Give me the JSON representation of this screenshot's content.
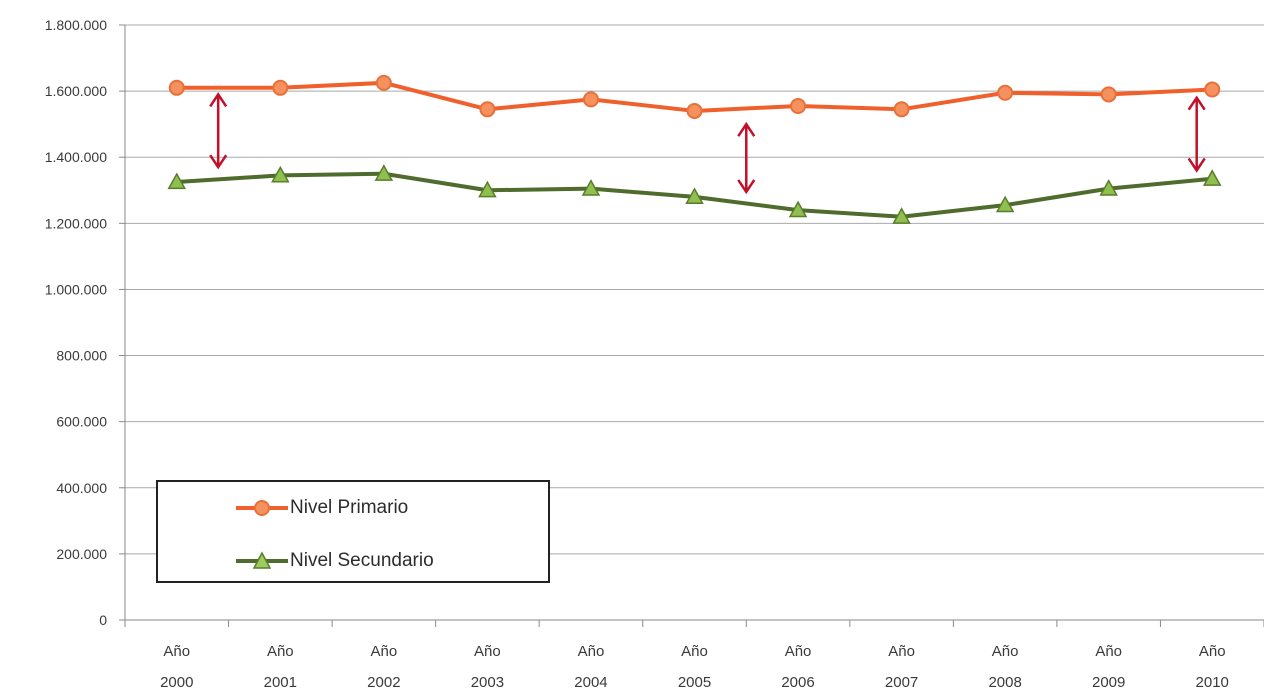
{
  "chart_data": {
    "type": "line",
    "title": "",
    "xlabel": "",
    "ylabel": "",
    "categories": [
      [
        "Año",
        "2000"
      ],
      [
        "Año",
        "2001"
      ],
      [
        "Año",
        "2002"
      ],
      [
        "Año",
        "2003"
      ],
      [
        "Año",
        "2004"
      ],
      [
        "Año",
        "2005"
      ],
      [
        "Año",
        "2006"
      ],
      [
        "Año",
        "2007"
      ],
      [
        "Año",
        "2008"
      ],
      [
        "Año",
        "2009"
      ],
      [
        "Año",
        "2010"
      ]
    ],
    "ylim": [
      0,
      1800000
    ],
    "yticks": [
      0,
      200000,
      400000,
      600000,
      800000,
      1000000,
      1200000,
      1400000,
      1600000,
      1800000
    ],
    "ytick_labels": [
      "0",
      "200.000",
      "400.000",
      "600.000",
      "800.000",
      "1.000.000",
      "1.200.000",
      "1.400.000",
      "1.600.000",
      "1.800.000"
    ],
    "grid": true,
    "legend_position": "bottom-left",
    "series": [
      {
        "name": "Nivel Primario",
        "color": "#f0602c",
        "marker": "circle",
        "values": [
          1610000,
          1610000,
          1625000,
          1545000,
          1575000,
          1540000,
          1555000,
          1545000,
          1595000,
          1590000,
          1605000
        ]
      },
      {
        "name": "Nivel Secundario",
        "color": "#4f6b2e",
        "marker_color": "#8fbf4f",
        "marker": "triangle",
        "values": [
          1325000,
          1345000,
          1350000,
          1300000,
          1305000,
          1280000,
          1240000,
          1220000,
          1255000,
          1305000,
          1335000
        ]
      }
    ],
    "annotations": [
      {
        "type": "double-arrow",
        "color": "#c0102a",
        "category_index": 0.4,
        "from": 1370000,
        "to": 1590000
      },
      {
        "type": "double-arrow",
        "color": "#c0102a",
        "category_index": 5.5,
        "from": 1295000,
        "to": 1500000
      },
      {
        "type": "double-arrow",
        "color": "#c0102a",
        "category_index": 9.85,
        "from": 1360000,
        "to": 1580000
      }
    ]
  }
}
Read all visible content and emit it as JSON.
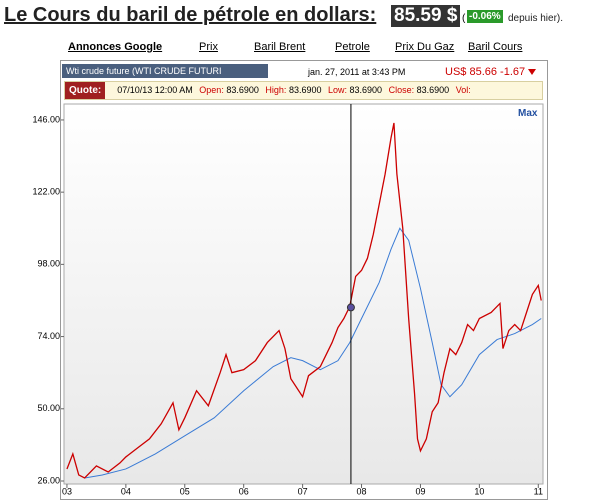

───

PROMPT:
All of the entries above should be copied exactly, except for the pictures.

OUTPUT FOR THIS EXERCISE:
Give me the JSON representation of this screenshot's content.
{
  "chart_data": {
    "type": "line",
    "title": "",
    "xlabel": "",
    "ylabel": "",
    "categories": [
      [
        "Año",
        "2000"
      ],
      [
        "Año",
        "2001"
      ],
      [
        "Año",
        "2002"
      ],
      [
        "Año",
        "2003"
      ],
      [
        "Año",
        "2004"
      ],
      [
        "Año",
        "2005"
      ],
      [
        "Año",
        "2006"
      ],
      [
        "Año",
        "2007"
      ],
      [
        "Año",
        "2008"
      ],
      [
        "Año",
        "2009"
      ],
      [
        "Año",
        "2010"
      ]
    ],
    "ylim": [
      0,
      1800000
    ],
    "yticks": [
      0,
      200000,
      400000,
      600000,
      800000,
      1000000,
      1200000,
      1400000,
      1600000,
      1800000
    ],
    "ytick_labels": [
      "0",
      "200.000",
      "400.000",
      "600.000",
      "800.000",
      "1.000.000",
      "1.200.000",
      "1.400.000",
      "1.600.000",
      "1.800.000"
    ],
    "grid": true,
    "legend_position": "bottom-left",
    "series": [
      {
        "name": "Nivel Primario",
        "color": "#f0602c",
        "marker": "circle",
        "values": [
          1610000,
          1610000,
          1625000,
          1545000,
          1575000,
          1540000,
          1555000,
          1545000,
          1595000,
          1590000,
          1605000
        ]
      },
      {
        "name": "Nivel Secundario",
        "color": "#4f6b2e",
        "marker_color": "#8fbf4f",
        "marker": "triangle",
        "values": [
          1325000,
          1345000,
          1350000,
          1300000,
          1305000,
          1280000,
          1240000,
          1220000,
          1255000,
          1305000,
          1335000
        ]
      }
    ],
    "annotations": [
      {
        "type": "double-arrow",
        "color": "#c0102a",
        "category_index": 0.4,
        "from": 1370000,
        "to": 1590000
      },
      {
        "type": "double-arrow",
        "color": "#c0102a",
        "category_index": 5.5,
        "from": 1295000,
        "to": 1500000
      },
      {
        "type": "double-arrow",
        "color": "#c0102a",
        "category_index": 9.85,
        "from": 1360000,
        "to": 1580000
      }
    ]
  }
}
Read all visible content and emit it as JSON.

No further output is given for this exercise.